### Data in this exercise:
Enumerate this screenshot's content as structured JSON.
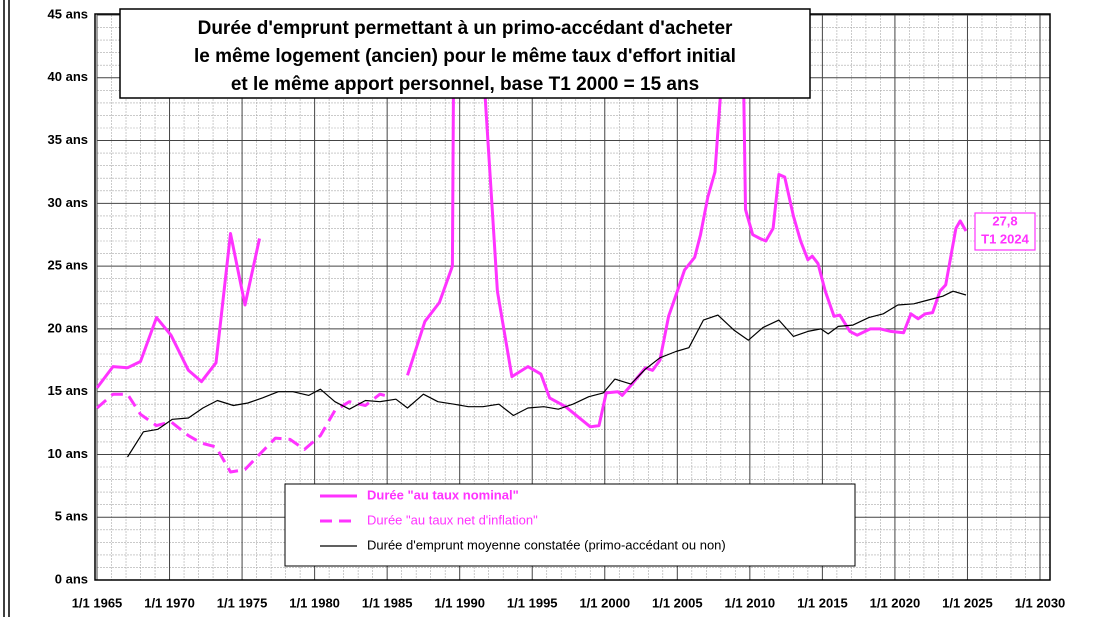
{
  "chart_data": {
    "type": "line",
    "title": [
      "Durée d'emprunt permettant à un primo-accédant d'acheter",
      "le même logement (ancien) pour le même taux d'effort initial",
      "et le même apport personnel, base T1 2000 = 15 ans"
    ],
    "xlim": [
      1965,
      2030
    ],
    "ylim": [
      0,
      45
    ],
    "xticks": [
      {
        "value": 1965,
        "label": "1/1 1965"
      },
      {
        "value": 1970,
        "label": "1/1 1970"
      },
      {
        "value": 1975,
        "label": "1/1 1975"
      },
      {
        "value": 1980,
        "label": "1/1 1980"
      },
      {
        "value": 1985,
        "label": "1/1 1985"
      },
      {
        "value": 1990,
        "label": "1/1 1990"
      },
      {
        "value": 1995,
        "label": "1/1 1995"
      },
      {
        "value": 2000,
        "label": "1/1 2000"
      },
      {
        "value": 2005,
        "label": "1/1 2005"
      },
      {
        "value": 2010,
        "label": "1/1 2010"
      },
      {
        "value": 2015,
        "label": "1/1 2015"
      },
      {
        "value": 2020,
        "label": "1/1 2020"
      },
      {
        "value": 2025,
        "label": "1/1 2025"
      },
      {
        "value": 2030,
        "label": "1/1 2030"
      }
    ],
    "yticks": [
      {
        "value": 0,
        "label": "0 ans"
      },
      {
        "value": 5,
        "label": "5 ans"
      },
      {
        "value": 10,
        "label": "10 ans"
      },
      {
        "value": 15,
        "label": "15 ans"
      },
      {
        "value": 20,
        "label": "20 ans"
      },
      {
        "value": 25,
        "label": "25 ans"
      },
      {
        "value": 30,
        "label": "30 ans"
      },
      {
        "value": 35,
        "label": "35 ans"
      },
      {
        "value": 40,
        "label": "40 ans"
      },
      {
        "value": 45,
        "label": "45 ans"
      }
    ],
    "grid": true,
    "minor_grid": true,
    "series": [
      {
        "name": "Durée \"au taux nominal\"",
        "color": "#ff33ff",
        "width": 3,
        "dashed": false,
        "bold": true,
        "x": [
          1965.0,
          1966.1,
          1967.1,
          1968.0,
          1969.1,
          1970.1,
          1971.3,
          1972.2,
          1973.2,
          1974.2,
          1975.2,
          1976.2,
          null,
          1986.4,
          1987.6,
          1988.6,
          1989.5,
          1989.6,
          null,
          1991.4,
          1992.6,
          1993.6,
          1994.7,
          1995.6,
          1996.2,
          1997.3,
          1999.0,
          1999.6,
          2000.1,
          2000.9,
          2001.2,
          2001.8,
          2002.8,
          2003.3,
          2003.8,
          2004.4,
          2004.7,
          2005.5,
          2006.2,
          2006.6,
          2007.1,
          2007.6,
          2008.0,
          2008.1,
          null,
          2009.5,
          2009.7,
          2010.2,
          2010.7,
          2011.1,
          2011.6,
          2012.0,
          2012.4,
          2013.0,
          2013.5,
          2014.0,
          2014.3,
          2014.7,
          2015.2,
          2015.8,
          2016.2,
          2016.9,
          2017.4,
          2018.3,
          2019.0,
          2019.7,
          2020.6,
          2021.1,
          2021.6,
          2022.1,
          2022.6,
          2023.1,
          2023.5,
          2024.2,
          2024.5,
          2024.9
        ],
        "values": [
          15.3,
          17.0,
          16.9,
          17.4,
          20.9,
          19.5,
          16.7,
          15.8,
          17.3,
          27.6,
          21.9,
          27.2,
          null,
          16.3,
          20.6,
          22.1,
          25.0,
          45,
          null,
          45,
          23.0,
          16.2,
          17.0,
          16.4,
          14.5,
          13.8,
          12.2,
          12.3,
          14.9,
          15.0,
          14.7,
          15.5,
          16.9,
          16.7,
          17.5,
          21.0,
          22.0,
          24.7,
          25.7,
          27.5,
          30.5,
          32.5,
          39.0,
          45,
          null,
          45,
          29.5,
          27.5,
          27.2,
          27.0,
          28.0,
          32.3,
          32.1,
          29.0,
          27.0,
          25.5,
          25.8,
          25.2,
          23.0,
          21.0,
          21.1,
          19.8,
          19.5,
          20.0,
          20.0,
          19.8,
          19.7,
          21.2,
          20.8,
          21.2,
          21.3,
          23.0,
          23.5,
          28.0,
          28.6,
          27.8
        ]
      },
      {
        "name": "Durée \"au taux net d'inflation\"",
        "color": "#ff33ff",
        "width": 3,
        "dashed": true,
        "bold": false,
        "x": [
          1965.0,
          1966.1,
          1967.1,
          1968.0,
          1969.1,
          1970.1,
          1971.3,
          1972.2,
          1973.2,
          1974.2,
          1975.2,
          1976.2,
          1977.3,
          1978.3,
          1979.3,
          1980.4,
          1981.4,
          1982.4,
          1983.5,
          1984.5,
          1985.2
        ],
        "values": [
          13.7,
          14.8,
          14.8,
          13.2,
          12.3,
          12.6,
          11.5,
          10.9,
          10.6,
          8.6,
          8.8,
          10.0,
          11.3,
          11.2,
          10.4,
          11.5,
          13.5,
          14.2,
          13.9,
          14.8,
          14.6
        ]
      },
      {
        "name": "Durée d'emprunt moyenne constatée (primo-accédant ou non)",
        "color": "#000000",
        "width": 1.2,
        "dashed": false,
        "bold": false,
        "x": [
          1967.1,
          1968.2,
          1969.2,
          1970.2,
          1971.3,
          1972.3,
          1973.3,
          1974.4,
          1975.4,
          1976.4,
          1977.5,
          1978.5,
          1979.6,
          1980.4,
          1981.4,
          1982.4,
          1983.5,
          1984.5,
          1985.6,
          1986.4,
          1987.5,
          1988.5,
          1989.6,
          1990.6,
          1991.6,
          1992.7,
          1993.7,
          1994.7,
          1995.8,
          1996.8,
          1997.8,
          1998.9,
          1999.9,
          2000.7,
          2001.8,
          2002.8,
          2003.8,
          2004.9,
          2005.8,
          2006.8,
          2007.8,
          2008.9,
          2009.9,
          2010.9,
          2012.0,
          2013.0,
          2014.0,
          2014.9,
          2015.4,
          2016.1,
          2017.1,
          2018.2,
          2019.2,
          2020.2,
          2021.3,
          2022.3,
          2023.3,
          2024.0,
          2024.9
        ],
        "values": [
          9.8,
          11.8,
          12.0,
          12.8,
          12.9,
          13.7,
          14.3,
          13.9,
          14.1,
          14.5,
          15.0,
          15.0,
          14.7,
          15.2,
          14.2,
          13.6,
          14.3,
          14.2,
          14.4,
          13.7,
          14.8,
          14.2,
          14.0,
          13.8,
          13.8,
          14.0,
          13.1,
          13.7,
          13.8,
          13.6,
          14.0,
          14.6,
          14.9,
          16.0,
          15.6,
          16.8,
          17.7,
          18.2,
          18.5,
          20.7,
          21.1,
          19.9,
          19.1,
          20.1,
          20.7,
          19.4,
          19.8,
          20.0,
          19.6,
          20.2,
          20.3,
          20.9,
          21.2,
          21.9,
          22.0,
          22.3,
          22.6,
          23.0,
          22.7
        ]
      }
    ],
    "annotation": [
      "27,8",
      "T1 2024"
    ]
  }
}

### Task to carry out:
Copy each line of the entries that includes the word "Durée".

### Written solution:
      "Durée d'emprunt permettant à un primo-accédant d'acheter",
        "name": "Durée \"au taux nominal\"",
        "name": "Durée \"au taux net d'inflation\"",
        "name": "Durée d'emprunt moyenne constatée (primo-accédant ou non)",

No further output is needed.